GOAL ->
The entries are to be returned exactly, with images left out.
* * * * * * *
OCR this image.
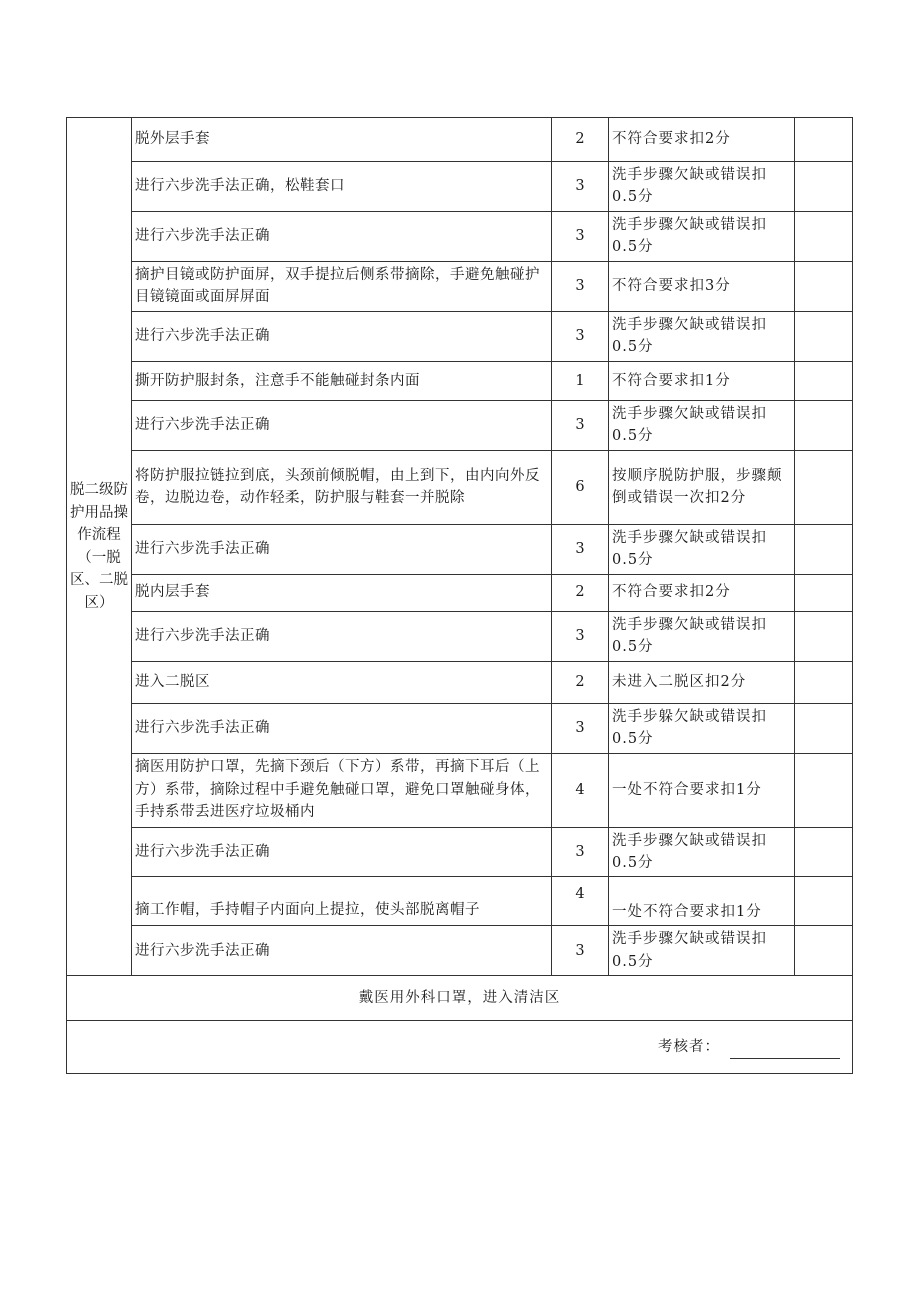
脱二级防护用品操作流程（一脱区、二脱区）	脱外层手套	2	不符合要求扣2分	
	进行六步洗手法正确，松鞋套口	3	洗手步骤欠缺或错误扣0.5分	
	进行六步洗手法正确	3	洗手步骤欠缺或错误扣0.5分	
	摘护目镜或防护面屏，双手提拉后侧系带摘除，手避免触碰护目镜镜面或面屏屏面	3	不符合要求扣3分	
	进行六步洗手法正确	3	洗手步骤欠缺或错误扣0.5分	
	撕开防护服封条，注意手不能触碰封条内面	1	不符合要求扣1分	
	进行六步洗手法正确	3	洗手步骤欠缺或错误扣0.5分	
	将防护服拉链拉到底，头颈前倾脱帽，由上到下，由内向外反卷，边脱边卷，动作轻柔，防护服与鞋套一并脱除	6	按顺序脱防护服，步骤颠倒或错误一次扣2分	
	进行六步洗手法正确	3	洗手步骤欠缺或错误扣0.5分	
	脱内层手套	2	不符合要求扣2分	
	进行六步洗手法正确	3	洗手步骤欠缺或错误扣0.5分	
	进入二脱区	2	未进入二脱区扣2分	
	进行六步洗手法正确	3	洗手步躲欠缺或错误扣0.5分	
	摘医用防护口罩，先摘下颈后（下方）系带，再摘下耳后（上方）系带，摘除过程中手避免触碰口罩，避免口罩触碰身体，手持系带丢进医疗垃圾桶内	4	一处不符合要求扣1分	
	进行六步洗手法正确	3	洗手步骤欠缺或错误扣0.5分	
	摘工作帽，手持帽子内面向上提拉，使头部脱离帽子	4	一处不符合要求扣1分	
	进行六步洗手法正确	3	洗手步骤欠缺或错误扣0.5分	
戴医用外科口罩，进入清洁区				
考核者：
* * * * * * *
RESPONSE FOR THIS EXERCISE ->
OCR this image.
脱二级防护用品操作流程（一脱区、二脱区）	脱外层手套	2	不符合要求扣2分	
	进行六步洗手法正确，松鞋套口	3	洗手步骤欠缺或错误扣0.5分	
	进行六步洗手法正确	3	洗手步骤欠缺或错误扣0.5分	
	摘护目镜或防护面屏，双手提拉后侧系带摘除，手避免触碰护目镜镜面或面屏屏面	3	不符合要求扣3分	
	进行六步洗手法正确	3	洗手步骤欠缺或错误扣0.5分	
	撕开防护服封条，注意手不能触碰封条内面	1	不符合要求扣1分	
	进行六步洗手法正确	3	洗手步骤欠缺或错误扣0.5分	
	将防护服拉链拉到底，头颈前倾脱帽，由上到下，由内向外反卷，边脱边卷，动作轻柔，防护服与鞋套一并脱除	6	按顺序脱防护服，步骤颠倒或错误一次扣2分	
	进行六步洗手法正确	3	洗手步骤欠缺或错误扣0.5分	
	脱内层手套	2	不符合要求扣2分	
	进行六步洗手法正确	3	洗手步骤欠缺或错误扣0.5分	
	进入二脱区	2	未进入二脱区扣2分	
	进行六步洗手法正确	3	洗手步躲欠缺或错误扣0.5分	
	摘医用防护口罩，先摘下颈后（下方）系带，再摘下耳后（上方）系带，摘除过程中手避免触碰口罩，避免口罩触碰身体，手持系带丢进医疗垃圾桶内	4	一处不符合要求扣1分	
	进行六步洗手法正确	3	洗手步骤欠缺或错误扣0.5分	
	摘工作帽，手持帽子内面向上提拉，使头部脱离帽子	4	一处不符合要求扣1分	
	进行六步洗手法正确	3	洗手步骤欠缺或错误扣0.5分	
戴医用外科口罩，进入清洁区				
考核者：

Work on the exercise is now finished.